_Brief_:
Starting from the line containing "What data populates", write out the rest of the entries exactly, through the final line, including nothing else.

[Stored data]
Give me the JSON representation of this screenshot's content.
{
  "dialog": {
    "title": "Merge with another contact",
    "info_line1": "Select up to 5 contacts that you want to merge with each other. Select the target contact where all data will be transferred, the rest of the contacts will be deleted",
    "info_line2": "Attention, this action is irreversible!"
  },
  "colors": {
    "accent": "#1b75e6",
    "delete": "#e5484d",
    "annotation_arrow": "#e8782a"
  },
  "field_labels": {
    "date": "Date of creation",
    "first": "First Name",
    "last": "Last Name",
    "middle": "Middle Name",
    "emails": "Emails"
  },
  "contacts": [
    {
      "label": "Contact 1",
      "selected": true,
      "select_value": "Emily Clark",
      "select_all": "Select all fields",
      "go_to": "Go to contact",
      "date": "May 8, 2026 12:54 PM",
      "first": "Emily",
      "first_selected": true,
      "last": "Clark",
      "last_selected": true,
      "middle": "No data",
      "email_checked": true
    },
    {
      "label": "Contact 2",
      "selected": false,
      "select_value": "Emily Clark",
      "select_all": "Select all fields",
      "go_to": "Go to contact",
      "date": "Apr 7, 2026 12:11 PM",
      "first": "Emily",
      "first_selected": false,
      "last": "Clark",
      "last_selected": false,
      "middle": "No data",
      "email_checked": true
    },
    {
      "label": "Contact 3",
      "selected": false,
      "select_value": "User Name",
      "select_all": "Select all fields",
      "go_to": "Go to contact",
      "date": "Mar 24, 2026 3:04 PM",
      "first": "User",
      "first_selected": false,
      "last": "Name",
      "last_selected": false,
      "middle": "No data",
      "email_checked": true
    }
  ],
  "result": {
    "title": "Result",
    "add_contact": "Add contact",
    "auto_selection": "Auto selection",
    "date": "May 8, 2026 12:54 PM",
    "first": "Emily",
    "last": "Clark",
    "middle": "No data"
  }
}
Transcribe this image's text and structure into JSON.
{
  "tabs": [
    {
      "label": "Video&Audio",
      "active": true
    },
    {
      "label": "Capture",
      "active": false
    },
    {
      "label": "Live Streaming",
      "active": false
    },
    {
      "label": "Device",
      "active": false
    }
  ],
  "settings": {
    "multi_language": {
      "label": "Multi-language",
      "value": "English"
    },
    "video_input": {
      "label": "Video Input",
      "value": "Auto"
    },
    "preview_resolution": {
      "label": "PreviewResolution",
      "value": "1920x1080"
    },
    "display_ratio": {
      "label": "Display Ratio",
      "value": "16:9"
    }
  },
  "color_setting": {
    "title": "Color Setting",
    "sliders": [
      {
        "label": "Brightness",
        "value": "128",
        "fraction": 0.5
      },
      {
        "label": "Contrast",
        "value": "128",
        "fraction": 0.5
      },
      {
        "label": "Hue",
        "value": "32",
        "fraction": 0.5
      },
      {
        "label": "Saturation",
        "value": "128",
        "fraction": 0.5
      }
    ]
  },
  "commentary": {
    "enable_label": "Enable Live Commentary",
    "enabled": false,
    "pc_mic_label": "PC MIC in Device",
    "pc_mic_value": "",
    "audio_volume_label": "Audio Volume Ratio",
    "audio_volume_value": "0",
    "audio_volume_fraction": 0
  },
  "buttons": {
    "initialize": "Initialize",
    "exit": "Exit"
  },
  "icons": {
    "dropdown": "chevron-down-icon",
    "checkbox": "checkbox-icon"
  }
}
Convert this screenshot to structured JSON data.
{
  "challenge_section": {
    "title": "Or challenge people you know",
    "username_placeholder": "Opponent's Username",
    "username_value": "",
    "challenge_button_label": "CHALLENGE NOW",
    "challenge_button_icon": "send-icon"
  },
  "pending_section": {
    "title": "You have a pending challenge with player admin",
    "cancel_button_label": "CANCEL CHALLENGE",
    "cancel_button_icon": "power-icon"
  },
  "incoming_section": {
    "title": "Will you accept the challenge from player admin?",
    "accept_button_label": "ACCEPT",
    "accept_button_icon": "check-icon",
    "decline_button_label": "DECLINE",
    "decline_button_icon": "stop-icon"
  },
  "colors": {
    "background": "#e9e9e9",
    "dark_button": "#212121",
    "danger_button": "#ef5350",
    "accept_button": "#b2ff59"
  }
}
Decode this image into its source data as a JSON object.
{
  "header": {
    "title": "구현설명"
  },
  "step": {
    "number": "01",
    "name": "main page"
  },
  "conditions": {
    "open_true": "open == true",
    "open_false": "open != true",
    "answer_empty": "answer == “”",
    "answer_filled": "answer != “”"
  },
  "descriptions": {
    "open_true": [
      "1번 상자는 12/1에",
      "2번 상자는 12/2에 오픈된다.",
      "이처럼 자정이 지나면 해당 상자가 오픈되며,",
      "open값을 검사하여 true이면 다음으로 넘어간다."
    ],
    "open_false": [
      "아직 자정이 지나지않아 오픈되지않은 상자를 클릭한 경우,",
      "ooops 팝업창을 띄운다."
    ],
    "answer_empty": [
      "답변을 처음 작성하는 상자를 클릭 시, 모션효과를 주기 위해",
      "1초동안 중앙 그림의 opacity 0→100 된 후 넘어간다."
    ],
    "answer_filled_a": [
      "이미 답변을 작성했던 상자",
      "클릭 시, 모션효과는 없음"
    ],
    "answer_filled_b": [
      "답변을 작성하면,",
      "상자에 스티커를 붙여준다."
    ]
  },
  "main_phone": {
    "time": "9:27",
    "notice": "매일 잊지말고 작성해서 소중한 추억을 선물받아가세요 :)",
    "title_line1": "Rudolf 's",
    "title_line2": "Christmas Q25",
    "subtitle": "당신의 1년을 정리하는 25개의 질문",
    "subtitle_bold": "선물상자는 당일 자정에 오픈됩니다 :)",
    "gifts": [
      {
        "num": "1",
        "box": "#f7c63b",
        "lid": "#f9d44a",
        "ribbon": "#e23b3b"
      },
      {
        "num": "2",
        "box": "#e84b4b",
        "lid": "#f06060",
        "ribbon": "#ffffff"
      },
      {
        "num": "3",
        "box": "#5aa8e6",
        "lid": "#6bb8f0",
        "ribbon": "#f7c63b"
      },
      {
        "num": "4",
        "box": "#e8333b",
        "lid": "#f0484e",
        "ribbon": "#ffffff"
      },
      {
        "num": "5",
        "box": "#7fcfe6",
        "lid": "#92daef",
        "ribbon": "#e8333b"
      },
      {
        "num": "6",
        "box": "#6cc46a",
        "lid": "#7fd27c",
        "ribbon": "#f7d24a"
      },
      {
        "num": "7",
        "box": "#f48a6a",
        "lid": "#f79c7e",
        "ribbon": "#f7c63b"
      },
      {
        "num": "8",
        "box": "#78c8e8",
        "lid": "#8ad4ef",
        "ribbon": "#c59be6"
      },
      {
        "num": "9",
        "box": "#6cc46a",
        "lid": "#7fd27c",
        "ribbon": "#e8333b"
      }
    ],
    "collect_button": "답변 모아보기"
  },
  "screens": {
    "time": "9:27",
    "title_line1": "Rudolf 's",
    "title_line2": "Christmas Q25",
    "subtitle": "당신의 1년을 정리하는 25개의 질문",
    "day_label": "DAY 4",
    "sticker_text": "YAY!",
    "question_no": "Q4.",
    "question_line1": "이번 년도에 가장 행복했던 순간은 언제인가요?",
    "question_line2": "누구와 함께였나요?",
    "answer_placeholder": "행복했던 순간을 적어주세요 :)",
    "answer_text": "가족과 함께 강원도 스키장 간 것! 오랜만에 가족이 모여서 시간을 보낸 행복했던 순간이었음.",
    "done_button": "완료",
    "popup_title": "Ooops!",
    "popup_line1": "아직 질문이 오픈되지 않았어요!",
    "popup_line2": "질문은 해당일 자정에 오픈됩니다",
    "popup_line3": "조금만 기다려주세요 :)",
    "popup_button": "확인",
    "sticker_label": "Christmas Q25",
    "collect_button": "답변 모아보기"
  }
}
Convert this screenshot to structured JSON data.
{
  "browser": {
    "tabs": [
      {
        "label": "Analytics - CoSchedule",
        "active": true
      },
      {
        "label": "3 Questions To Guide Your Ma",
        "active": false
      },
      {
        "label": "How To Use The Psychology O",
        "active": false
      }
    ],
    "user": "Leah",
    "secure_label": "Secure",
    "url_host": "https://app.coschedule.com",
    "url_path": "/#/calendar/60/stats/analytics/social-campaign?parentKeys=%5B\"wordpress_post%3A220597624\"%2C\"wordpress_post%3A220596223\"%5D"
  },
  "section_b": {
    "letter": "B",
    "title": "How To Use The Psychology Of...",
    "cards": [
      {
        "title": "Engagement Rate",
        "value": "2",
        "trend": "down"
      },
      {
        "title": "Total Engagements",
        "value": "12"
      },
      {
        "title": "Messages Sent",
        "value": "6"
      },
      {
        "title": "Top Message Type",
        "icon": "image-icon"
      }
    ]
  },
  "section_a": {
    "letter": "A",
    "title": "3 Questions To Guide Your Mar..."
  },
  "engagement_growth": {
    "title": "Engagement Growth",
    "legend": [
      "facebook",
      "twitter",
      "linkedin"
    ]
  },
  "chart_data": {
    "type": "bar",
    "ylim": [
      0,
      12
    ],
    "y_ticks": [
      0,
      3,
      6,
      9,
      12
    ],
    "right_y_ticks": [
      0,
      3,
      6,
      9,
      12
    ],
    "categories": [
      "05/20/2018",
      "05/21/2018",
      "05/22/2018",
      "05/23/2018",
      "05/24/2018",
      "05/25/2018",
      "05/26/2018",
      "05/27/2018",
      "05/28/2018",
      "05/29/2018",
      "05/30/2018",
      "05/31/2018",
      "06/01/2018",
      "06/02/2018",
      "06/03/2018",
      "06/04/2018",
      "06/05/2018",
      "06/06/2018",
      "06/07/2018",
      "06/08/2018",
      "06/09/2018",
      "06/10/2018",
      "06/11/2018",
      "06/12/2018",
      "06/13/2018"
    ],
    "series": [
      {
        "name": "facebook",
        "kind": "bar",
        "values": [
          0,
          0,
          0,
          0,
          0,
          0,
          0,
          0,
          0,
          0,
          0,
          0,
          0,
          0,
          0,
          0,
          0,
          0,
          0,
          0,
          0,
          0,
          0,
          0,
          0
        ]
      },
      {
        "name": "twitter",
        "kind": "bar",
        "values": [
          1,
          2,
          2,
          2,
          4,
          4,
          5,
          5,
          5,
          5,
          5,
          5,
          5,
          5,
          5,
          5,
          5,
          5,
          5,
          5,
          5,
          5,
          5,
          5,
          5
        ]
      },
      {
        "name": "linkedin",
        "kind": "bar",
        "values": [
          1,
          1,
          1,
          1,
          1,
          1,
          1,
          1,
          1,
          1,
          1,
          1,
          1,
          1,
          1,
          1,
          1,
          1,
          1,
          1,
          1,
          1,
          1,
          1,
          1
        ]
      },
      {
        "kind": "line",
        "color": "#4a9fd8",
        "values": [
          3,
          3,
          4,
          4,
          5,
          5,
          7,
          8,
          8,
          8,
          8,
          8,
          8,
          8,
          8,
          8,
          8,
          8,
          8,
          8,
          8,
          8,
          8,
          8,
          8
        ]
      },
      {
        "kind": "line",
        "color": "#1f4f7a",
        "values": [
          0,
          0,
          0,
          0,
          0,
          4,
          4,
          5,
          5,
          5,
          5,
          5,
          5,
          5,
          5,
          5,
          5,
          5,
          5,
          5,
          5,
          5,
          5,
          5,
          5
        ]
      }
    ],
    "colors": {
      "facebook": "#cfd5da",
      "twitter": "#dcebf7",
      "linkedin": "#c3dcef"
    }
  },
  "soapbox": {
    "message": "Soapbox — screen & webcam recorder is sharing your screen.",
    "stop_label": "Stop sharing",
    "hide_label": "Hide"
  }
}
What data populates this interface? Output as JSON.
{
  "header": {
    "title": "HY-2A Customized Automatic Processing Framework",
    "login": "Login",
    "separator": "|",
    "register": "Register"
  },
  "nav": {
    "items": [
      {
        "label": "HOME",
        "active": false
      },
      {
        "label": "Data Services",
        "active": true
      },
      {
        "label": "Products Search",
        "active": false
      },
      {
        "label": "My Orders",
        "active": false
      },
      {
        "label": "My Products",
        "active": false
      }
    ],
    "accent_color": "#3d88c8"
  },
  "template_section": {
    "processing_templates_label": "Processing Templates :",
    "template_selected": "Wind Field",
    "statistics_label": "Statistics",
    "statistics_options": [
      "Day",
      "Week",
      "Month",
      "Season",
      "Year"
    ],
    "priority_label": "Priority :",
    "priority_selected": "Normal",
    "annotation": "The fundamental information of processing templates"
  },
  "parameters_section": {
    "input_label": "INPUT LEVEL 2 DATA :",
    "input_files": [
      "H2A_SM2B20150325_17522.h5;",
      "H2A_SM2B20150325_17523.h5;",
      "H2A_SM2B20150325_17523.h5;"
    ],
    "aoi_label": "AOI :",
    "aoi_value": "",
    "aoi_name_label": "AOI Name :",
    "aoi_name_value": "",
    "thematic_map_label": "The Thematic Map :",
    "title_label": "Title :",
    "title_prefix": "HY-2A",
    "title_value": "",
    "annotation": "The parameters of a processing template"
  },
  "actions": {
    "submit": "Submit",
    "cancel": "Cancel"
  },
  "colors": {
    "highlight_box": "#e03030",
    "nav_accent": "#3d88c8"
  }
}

_Completed task_:
What data populates this interface? Output as JSON.
{
  "header": {
    "title": "HY-2A Customized Automatic Processing Framework",
    "login": "Login",
    "separator": "|",
    "register": "Register"
  },
  "nav": {
    "items": [
      {
        "label": "HOME",
        "active": false
      },
      {
        "label": "Data Services",
        "active": true
      },
      {
        "label": "Products Search",
        "active": false
      },
      {
        "label": "My Orders",
        "active": false
      },
      {
        "label": "My Products",
        "active": false
      }
    ],
    "accent_color": "#3d88c8"
  },
  "template_section": {
    "processing_templates_label": "Processing Templates :",
    "template_selected": "Wind Field",
    "statistics_label": "Statistics",
    "statistics_options": [
      "Day",
      "Week",
      "Month",
      "Season",
      "Year"
    ],
    "priority_label": "Priority :",
    "priority_selected": "Normal",
    "annotation": "The fundamental information of processing templates"
  },
  "parameters_section": {
    "input_label": "INPUT LEVEL 2 DATA :",
    "input_files": [
      "H2A_SM2B20150325_17522.h5;",
      "H2A_SM2B20150325_17523.h5;",
      "H2A_SM2B20150325_17523.h5;"
    ],
    "aoi_label": "AOI :",
    "aoi_value": "",
    "aoi_name_label": "AOI Name :",
    "aoi_name_value": "",
    "thematic_map_label": "The Thematic Map :",
    "title_label": "Title :",
    "title_prefix": "HY-2A",
    "title_value": "",
    "annotation": "The parameters of a processing template"
  },
  "actions": {
    "submit": "Submit",
    "cancel": "Cancel"
  },
  "colors": {
    "highlight_box": "#e03030",
    "nav_accent": "#3d88c8"
  }
}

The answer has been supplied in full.